- PROVIDED DATA:

— Start —

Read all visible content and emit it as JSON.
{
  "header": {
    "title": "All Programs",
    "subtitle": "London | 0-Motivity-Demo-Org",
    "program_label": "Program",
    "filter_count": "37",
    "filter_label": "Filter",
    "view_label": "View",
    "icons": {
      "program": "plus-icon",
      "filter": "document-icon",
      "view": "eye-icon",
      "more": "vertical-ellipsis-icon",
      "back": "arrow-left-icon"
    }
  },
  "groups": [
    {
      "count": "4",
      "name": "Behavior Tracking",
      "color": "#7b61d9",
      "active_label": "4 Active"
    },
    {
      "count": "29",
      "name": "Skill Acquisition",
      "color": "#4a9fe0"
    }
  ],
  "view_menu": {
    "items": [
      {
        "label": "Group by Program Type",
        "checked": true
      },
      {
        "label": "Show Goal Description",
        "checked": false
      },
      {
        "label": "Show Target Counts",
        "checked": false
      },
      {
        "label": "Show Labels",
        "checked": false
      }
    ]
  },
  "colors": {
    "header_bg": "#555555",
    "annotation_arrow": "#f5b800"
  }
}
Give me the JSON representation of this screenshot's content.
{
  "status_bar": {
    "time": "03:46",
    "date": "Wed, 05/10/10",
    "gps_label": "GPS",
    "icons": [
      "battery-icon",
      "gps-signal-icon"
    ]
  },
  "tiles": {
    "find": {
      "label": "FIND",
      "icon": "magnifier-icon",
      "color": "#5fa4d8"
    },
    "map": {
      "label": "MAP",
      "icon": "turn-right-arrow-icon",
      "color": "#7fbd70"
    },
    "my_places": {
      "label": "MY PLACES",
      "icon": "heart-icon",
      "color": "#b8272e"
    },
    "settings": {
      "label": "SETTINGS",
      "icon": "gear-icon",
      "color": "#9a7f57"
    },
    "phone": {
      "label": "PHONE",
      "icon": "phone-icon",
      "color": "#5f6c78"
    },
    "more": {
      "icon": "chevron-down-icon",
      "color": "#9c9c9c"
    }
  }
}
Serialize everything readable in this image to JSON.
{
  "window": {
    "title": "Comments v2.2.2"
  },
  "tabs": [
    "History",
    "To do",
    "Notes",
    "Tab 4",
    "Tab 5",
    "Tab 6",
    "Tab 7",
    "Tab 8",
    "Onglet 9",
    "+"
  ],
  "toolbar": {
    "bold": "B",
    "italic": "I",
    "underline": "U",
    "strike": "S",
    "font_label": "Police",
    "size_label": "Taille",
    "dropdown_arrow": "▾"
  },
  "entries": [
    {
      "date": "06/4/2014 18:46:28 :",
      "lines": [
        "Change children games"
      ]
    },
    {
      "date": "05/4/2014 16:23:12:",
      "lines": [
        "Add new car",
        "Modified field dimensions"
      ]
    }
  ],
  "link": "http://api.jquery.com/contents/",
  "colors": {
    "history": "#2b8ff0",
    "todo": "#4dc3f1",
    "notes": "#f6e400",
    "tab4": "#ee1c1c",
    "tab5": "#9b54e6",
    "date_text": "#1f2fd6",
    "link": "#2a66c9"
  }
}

— End —

Generate an exact reproduction of all entries.

- SOLVED PROBLEM:
Read all visible content and emit it as JSON.
{
  "header": {
    "title": "All Programs",
    "subtitle": "London | 0-Motivity-Demo-Org",
    "program_label": "Program",
    "filter_count": "37",
    "filter_label": "Filter",
    "view_label": "View",
    "icons": {
      "program": "plus-icon",
      "filter": "document-icon",
      "view": "eye-icon",
      "more": "vertical-ellipsis-icon",
      "back": "arrow-left-icon"
    }
  },
  "groups": [
    {
      "count": "4",
      "name": "Behavior Tracking",
      "color": "#7b61d9",
      "active_label": "4 Active"
    },
    {
      "count": "29",
      "name": "Skill Acquisition",
      "color": "#4a9fe0"
    }
  ],
  "view_menu": {
    "items": [
      {
        "label": "Group by Program Type",
        "checked": true
      },
      {
        "label": "Show Goal Description",
        "checked": false
      },
      {
        "label": "Show Target Counts",
        "checked": false
      },
      {
        "label": "Show Labels",
        "checked": false
      }
    ]
  },
  "colors": {
    "header_bg": "#555555",
    "annotation_arrow": "#f5b800"
  }
}
Give me the JSON representation of this screenshot's content.
{
  "status_bar": {
    "time": "03:46",
    "date": "Wed, 05/10/10",
    "gps_label": "GPS",
    "icons": [
      "battery-icon",
      "gps-signal-icon"
    ]
  },
  "tiles": {
    "find": {
      "label": "FIND",
      "icon": "magnifier-icon",
      "color": "#5fa4d8"
    },
    "map": {
      "label": "MAP",
      "icon": "turn-right-arrow-icon",
      "color": "#7fbd70"
    },
    "my_places": {
      "label": "MY PLACES",
      "icon": "heart-icon",
      "color": "#b8272e"
    },
    "settings": {
      "label": "SETTINGS",
      "icon": "gear-icon",
      "color": "#9a7f57"
    },
    "phone": {
      "label": "PHONE",
      "icon": "phone-icon",
      "color": "#5f6c78"
    },
    "more": {
      "icon": "chevron-down-icon",
      "color": "#9c9c9c"
    }
  }
}
Serialize everything readable in this image to JSON.
{
  "window": {
    "title": "Comments v2.2.2"
  },
  "tabs": [
    "History",
    "To do",
    "Notes",
    "Tab 4",
    "Tab 5",
    "Tab 6",
    "Tab 7",
    "Tab 8",
    "Onglet 9",
    "+"
  ],
  "toolbar": {
    "bold": "B",
    "italic": "I",
    "underline": "U",
    "strike": "S",
    "font_label": "Police",
    "size_label": "Taille",
    "dropdown_arrow": "▾"
  },
  "entries": [
    {
      "date": "06/4/2014 18:46:28 :",
      "lines": [
        "Change children games"
      ]
    },
    {
      "date": "05/4/2014 16:23:12:",
      "lines": [
        "Add new car",
        "Modified field dimensions"
      ]
    }
  ],
  "link": "http://api.jquery.com/contents/",
  "colors": {
    "history": "#2b8ff0",
    "todo": "#4dc3f1",
    "notes": "#f6e400",
    "tab4": "#ee1c1c",
    "tab5": "#9b54e6",
    "date_text": "#1f2fd6",
    "link": "#2a66c9"
  }
}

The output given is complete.